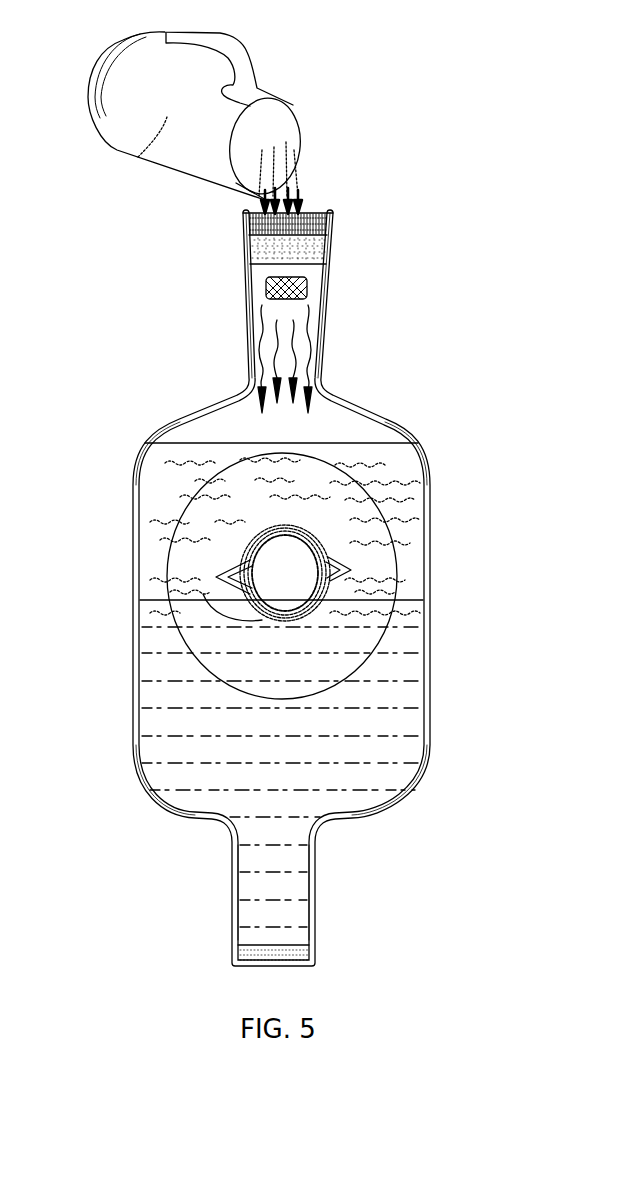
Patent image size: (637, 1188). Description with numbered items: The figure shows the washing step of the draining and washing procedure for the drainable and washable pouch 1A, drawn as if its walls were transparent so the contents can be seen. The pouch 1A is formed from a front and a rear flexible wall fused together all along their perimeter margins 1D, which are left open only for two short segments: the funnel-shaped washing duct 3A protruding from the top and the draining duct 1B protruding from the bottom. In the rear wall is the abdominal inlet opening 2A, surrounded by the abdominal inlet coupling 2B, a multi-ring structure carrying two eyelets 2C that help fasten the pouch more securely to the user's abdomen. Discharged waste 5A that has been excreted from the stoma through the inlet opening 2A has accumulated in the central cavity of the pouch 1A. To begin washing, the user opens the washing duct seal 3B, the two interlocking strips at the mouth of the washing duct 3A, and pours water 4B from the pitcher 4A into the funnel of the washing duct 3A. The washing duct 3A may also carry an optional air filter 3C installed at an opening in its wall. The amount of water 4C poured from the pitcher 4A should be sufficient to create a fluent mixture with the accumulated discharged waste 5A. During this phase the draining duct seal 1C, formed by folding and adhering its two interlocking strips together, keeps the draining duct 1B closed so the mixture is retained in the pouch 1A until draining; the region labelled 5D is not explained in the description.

The washable pouch 1A is at (170, 692).
The draining duct 1B is at (238, 893).
The draining duct seal 1C is at (238, 955).
The perimeter margins 1D is at (140, 478).
The abdominal inlet opening 2A is at (281, 575).
The abdominal inlet coupling 2B is at (203, 594).
The eyelets 2C is at (325, 556).
The washing duct 3A is at (258, 346).
The washing duct seal 3B is at (248, 223).
The air filter 3C is at (266, 290).
The pitcher 4A is at (138, 157).
The water 4B is at (300, 181).
The amount of water 4C is at (430, 500).
The discharged waste 5A is at (403, 787).
The liquid region 5D is at (269, 543).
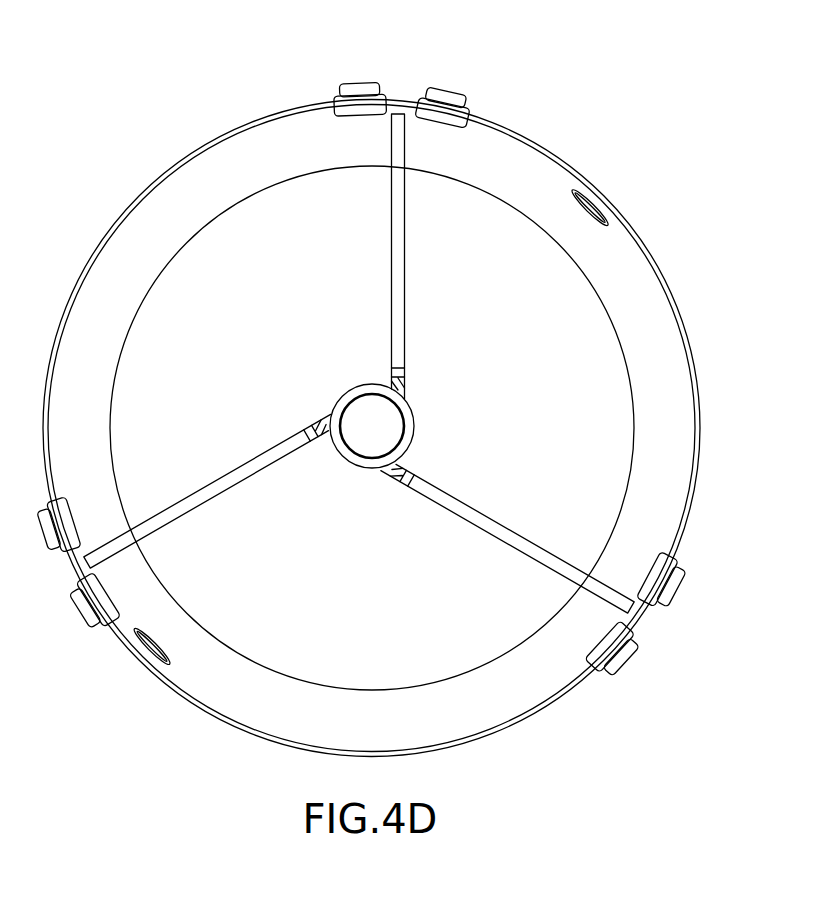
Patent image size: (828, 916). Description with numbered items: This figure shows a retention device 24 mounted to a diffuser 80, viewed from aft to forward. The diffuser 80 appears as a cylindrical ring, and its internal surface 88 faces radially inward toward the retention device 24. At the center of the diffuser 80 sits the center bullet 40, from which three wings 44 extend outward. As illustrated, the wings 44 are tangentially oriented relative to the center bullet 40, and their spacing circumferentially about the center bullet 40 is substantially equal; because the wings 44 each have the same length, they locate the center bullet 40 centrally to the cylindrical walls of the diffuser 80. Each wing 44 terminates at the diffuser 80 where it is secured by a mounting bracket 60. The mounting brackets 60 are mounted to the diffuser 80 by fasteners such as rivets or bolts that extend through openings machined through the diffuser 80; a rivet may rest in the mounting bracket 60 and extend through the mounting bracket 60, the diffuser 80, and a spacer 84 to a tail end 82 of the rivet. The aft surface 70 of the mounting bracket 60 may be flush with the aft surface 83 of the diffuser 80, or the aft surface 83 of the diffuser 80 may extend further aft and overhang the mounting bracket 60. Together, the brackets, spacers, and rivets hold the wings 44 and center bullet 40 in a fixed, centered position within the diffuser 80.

☆ ☆ ☆ ☆ ☆

• REQUIREMENT: Render every line of the entries above as a Markdown table with the columns Row and Line, numbering the rows and leaving out blank lines. Omit the pictures from your answer.

• EXERCISE OUTPUT:
| Row | Line |
|---|---|
| 1 | Patent image size: (637, 1188). Description with numbered items: The figure shows the washing step of the draining and washing procedure for the drainable and washable pouch 1A, drawn as if its walls were transparent so the contents can be seen. The pouch 1A is formed from a front and a rear flexible wall fused together all along their perimeter margins 1D, which are left open only for two short segments: the funnel-shaped washing duct 3A protruding from the top and the draining duct 1B protruding from the bottom. In the rear wall is the abdominal inlet opening 2A, surrounded by the abdominal inlet coupling 2B, a multi-ring structure carrying two eyelets 2C that help fasten the pouch more securely to the user's abdomen. Discharged waste 5A that has been excreted from the stoma through the inlet opening 2A has accumulated in the central cavity of the pouch 1A. To begin washing, the user opens the washing duct seal 3B, the two interlocking strips at the mouth of the washing duct 3A, and pours water 4B from the pitcher 4A into the funnel of the washing duct 3A. The washing duct 3A may also carry an optional air filter 3C installed at an opening in its wall. The amount of water 4C poured from the pitcher 4A should be sufficient to create a fluent mixture with the accumulated discharged waste 5A. During this phase the draining duct seal 1C, formed by folding and adhering its two interlocking strips together, keeps the draining duct 1B closed so the mixture is retained in the pouch 1A until draining; the region labelled 5D is not explained in the description. |
| 2 | The washable pouch 1A is at (170, 692). |
| 3 | The draining duct 1B is at (238, 893). |
| 4 | The draining duct seal 1C is at (238, 955). |
| 5 | The perimeter margins 1D is at (140, 478). |
| 6 | The abdominal inlet opening 2A is at (281, 575). |
| 7 | The abdominal inlet coupling 2B is at (203, 594). |
| 8 | The eyelets 2C is at (325, 556). |
| 9 | The washing duct 3A is at (258, 346). |
| 10 | The washing duct seal 3B is at (248, 223). |
| 11 | The air filter 3C is at (266, 290). |
| 12 | The pitcher 4A is at (138, 157). |
| 13 | The water 4B is at (300, 181). |
| 14 | The amount of water 4C is at (430, 500). |
| 15 | The discharged waste 5A is at (403, 787). |
| 16 | The liquid region 5D is at (269, 543). |
| 17 | Patent image size: (828, 916). Description with numbered items: This figure shows a retention device 24 mounted to a diffuser 80, viewed from aft to forward. The diffuser 80 appears as a cylindrical ring, and its internal surface 88 faces radially inward toward the retention device 24. At the center of the diffuser 80 sits the center bullet 40, from which three wings 44 extend outward. As illustrated, the wings 44 are tangentially oriented relative to the center bullet 40, and their spacing circumferentially about the center bullet 40 is substantially equal; because the wings 44 each have the same length, they locate the center bullet 40 centrally to the cylindrical walls of the diffuser 80. Each wing 44 terminates at the diffuser 80 where it is secured by a mounting bracket 60. The mounting brackets 60 are mounted to the diffuser 80 by fasteners such as rivets or bolts that extend through openings machined through the diffuser 80; a rivet may rest in the mounting bracket 60 and extend through the mounting bracket 60, the diffuser 80, and a spacer 84 to a tail end 82 of the rivet. The aft surface 70 of the mounting bracket 60 may be flush with the aft surface 83 of the diffuser 80, or the aft surface 83 of the diffuser 80 may extend further aft and overhang the mounting bracket 60. Together, the brackets, spacers, and rivets hold the wings 44 and center bullet 40 in a fixed, centered position within the diffuser 80. |